Stored entries:
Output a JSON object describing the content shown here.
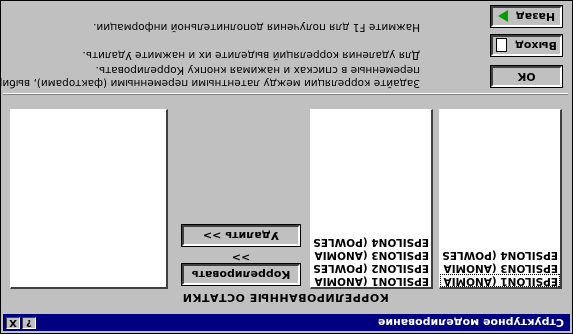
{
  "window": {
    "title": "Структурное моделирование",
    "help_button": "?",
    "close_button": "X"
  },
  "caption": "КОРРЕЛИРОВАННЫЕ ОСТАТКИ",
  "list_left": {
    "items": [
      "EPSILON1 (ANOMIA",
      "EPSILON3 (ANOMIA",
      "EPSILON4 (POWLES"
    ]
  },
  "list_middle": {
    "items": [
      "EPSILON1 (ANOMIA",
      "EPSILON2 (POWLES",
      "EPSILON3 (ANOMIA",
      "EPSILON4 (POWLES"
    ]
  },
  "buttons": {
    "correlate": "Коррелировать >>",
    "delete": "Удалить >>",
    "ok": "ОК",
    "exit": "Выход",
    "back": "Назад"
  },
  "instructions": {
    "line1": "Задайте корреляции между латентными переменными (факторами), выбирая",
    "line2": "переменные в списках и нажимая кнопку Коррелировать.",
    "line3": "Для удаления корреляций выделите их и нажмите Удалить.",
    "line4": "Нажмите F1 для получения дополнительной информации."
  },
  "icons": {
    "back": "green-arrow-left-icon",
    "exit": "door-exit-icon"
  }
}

--

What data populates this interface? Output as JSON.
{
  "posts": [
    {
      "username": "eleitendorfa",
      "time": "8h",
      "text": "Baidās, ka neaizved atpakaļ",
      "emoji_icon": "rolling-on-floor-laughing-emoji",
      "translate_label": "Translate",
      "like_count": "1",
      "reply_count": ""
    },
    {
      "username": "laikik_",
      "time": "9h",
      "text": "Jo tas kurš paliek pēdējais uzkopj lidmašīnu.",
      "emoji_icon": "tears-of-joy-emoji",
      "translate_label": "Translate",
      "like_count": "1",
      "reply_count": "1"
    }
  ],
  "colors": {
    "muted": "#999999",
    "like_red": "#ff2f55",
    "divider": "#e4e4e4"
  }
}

■ Directions
Look through the entries above for the word "Output". Copy every line where it shows up.

■ Result for this task
Output a JSON object describing the content shown here.
What data populates this interface? Output as JSON.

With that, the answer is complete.